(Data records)
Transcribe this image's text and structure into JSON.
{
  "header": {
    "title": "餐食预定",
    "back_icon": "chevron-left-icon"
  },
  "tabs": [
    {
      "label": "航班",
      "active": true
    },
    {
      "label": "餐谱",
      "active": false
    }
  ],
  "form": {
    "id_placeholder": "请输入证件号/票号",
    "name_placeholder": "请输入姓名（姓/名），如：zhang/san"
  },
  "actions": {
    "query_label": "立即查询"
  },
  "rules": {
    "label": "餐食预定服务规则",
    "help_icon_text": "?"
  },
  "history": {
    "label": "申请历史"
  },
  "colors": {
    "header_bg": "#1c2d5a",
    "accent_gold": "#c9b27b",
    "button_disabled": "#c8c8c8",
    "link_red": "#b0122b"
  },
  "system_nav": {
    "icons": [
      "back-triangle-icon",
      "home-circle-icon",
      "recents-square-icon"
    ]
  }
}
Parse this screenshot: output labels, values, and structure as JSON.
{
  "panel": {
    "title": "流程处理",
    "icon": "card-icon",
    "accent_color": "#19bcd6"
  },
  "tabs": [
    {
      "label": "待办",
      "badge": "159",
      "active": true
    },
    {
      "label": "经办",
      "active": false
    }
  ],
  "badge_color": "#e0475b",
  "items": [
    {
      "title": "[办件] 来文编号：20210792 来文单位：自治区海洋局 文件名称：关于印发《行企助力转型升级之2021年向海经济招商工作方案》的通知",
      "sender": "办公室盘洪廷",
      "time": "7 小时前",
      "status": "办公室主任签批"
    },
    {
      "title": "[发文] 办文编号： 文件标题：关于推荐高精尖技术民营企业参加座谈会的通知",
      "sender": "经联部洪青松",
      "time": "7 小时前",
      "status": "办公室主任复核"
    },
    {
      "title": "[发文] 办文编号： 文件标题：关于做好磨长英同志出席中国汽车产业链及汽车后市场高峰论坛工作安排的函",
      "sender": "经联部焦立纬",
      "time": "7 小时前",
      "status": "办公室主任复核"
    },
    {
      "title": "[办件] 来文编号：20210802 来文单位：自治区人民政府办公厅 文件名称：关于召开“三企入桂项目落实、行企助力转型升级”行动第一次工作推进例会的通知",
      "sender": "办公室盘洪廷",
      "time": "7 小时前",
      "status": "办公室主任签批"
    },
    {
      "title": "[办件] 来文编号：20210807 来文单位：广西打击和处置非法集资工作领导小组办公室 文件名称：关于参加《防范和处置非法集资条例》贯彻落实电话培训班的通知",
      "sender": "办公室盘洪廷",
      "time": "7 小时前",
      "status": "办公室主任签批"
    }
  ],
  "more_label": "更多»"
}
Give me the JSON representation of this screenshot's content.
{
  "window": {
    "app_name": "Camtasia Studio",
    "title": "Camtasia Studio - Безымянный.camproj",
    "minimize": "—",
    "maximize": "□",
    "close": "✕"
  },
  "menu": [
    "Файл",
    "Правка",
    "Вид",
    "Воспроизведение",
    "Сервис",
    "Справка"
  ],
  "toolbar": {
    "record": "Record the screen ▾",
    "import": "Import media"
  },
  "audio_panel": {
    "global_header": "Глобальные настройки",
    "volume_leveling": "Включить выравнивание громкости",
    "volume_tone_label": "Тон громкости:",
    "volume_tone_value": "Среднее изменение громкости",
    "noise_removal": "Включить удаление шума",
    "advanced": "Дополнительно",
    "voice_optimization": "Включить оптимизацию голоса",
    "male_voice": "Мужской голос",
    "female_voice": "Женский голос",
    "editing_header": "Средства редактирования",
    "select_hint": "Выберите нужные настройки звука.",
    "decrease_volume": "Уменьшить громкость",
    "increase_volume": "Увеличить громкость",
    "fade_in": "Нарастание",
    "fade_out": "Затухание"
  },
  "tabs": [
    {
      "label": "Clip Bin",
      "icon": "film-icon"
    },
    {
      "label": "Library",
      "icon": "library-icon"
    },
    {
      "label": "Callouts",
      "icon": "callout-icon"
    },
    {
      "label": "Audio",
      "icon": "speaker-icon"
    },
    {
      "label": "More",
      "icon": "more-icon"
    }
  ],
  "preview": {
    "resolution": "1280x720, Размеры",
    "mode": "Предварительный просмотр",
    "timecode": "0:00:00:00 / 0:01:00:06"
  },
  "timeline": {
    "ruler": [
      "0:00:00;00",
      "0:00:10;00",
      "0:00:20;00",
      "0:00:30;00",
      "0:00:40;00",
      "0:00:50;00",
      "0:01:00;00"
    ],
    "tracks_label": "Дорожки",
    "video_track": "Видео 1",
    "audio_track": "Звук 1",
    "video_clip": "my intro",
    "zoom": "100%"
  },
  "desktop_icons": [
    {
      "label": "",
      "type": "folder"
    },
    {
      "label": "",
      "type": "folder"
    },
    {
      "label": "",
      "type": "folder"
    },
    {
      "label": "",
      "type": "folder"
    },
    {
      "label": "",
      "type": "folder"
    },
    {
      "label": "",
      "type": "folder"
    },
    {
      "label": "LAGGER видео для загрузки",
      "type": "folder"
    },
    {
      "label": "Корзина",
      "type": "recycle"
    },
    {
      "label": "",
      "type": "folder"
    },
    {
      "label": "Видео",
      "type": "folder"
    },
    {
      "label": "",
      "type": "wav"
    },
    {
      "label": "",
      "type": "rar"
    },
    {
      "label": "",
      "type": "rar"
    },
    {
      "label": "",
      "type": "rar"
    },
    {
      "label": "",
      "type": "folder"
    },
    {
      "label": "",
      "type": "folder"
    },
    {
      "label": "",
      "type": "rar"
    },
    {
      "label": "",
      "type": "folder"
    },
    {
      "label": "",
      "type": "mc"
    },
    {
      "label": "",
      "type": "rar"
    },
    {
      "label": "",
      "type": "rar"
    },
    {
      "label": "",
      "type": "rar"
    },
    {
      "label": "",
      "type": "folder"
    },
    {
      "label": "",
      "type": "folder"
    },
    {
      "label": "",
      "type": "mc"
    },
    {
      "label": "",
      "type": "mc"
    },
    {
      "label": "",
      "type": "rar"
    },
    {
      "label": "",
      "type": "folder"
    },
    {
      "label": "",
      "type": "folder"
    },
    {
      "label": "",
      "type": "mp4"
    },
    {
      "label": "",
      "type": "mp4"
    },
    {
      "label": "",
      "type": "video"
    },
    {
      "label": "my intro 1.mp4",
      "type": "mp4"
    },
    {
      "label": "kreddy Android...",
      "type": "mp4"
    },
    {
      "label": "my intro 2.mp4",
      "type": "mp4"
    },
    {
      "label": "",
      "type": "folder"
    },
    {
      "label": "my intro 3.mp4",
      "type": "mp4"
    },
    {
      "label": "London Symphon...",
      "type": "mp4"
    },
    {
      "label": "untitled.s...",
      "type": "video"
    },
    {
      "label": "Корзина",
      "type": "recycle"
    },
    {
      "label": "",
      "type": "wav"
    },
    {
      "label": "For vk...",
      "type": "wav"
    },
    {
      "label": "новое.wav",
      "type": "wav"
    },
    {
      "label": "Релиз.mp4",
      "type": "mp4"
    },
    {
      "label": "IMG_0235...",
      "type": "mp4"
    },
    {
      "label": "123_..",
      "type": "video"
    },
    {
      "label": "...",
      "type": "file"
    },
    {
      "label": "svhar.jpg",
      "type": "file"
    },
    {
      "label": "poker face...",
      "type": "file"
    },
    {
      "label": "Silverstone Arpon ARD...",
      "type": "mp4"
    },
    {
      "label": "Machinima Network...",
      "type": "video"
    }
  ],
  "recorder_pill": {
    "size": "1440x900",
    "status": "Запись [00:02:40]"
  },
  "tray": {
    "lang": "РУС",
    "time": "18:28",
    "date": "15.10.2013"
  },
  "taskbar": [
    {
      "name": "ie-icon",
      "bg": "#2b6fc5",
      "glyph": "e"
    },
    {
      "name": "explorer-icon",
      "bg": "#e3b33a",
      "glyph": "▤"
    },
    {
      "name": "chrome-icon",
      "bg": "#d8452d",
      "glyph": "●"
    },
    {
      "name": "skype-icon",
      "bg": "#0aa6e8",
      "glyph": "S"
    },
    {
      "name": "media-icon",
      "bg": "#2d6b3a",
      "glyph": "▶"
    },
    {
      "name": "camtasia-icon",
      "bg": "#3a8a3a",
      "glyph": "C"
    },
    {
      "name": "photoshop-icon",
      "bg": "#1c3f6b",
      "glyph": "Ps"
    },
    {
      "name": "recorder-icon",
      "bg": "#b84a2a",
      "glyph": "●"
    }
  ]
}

→ **Your objective**:
In the entries above, identify every line with the word "来文编号". Copy those lines.

→ **Exercise answer**:
      "title": "[办件] 来文编号：20210792 来文单位：自治区海洋局 文件名称：关于印发《行企助力转型升级之2021年向海经济招商工作方案》的通知",
      "title": "[办件] 来文编号：20210802 来文单位：自治区人民政府办公厅 文件名称：关于召开“三企入桂项目落实、行企助力转型升级”行动第一次工作推进例会的通知",
      "title": "[办件] 来文编号：20210807 来文单位：广西打击和处置非法集资工作领导小组办公室 文件名称：关于参加《防范和处置非法集资条例》贯彻落实电话培训班的通知",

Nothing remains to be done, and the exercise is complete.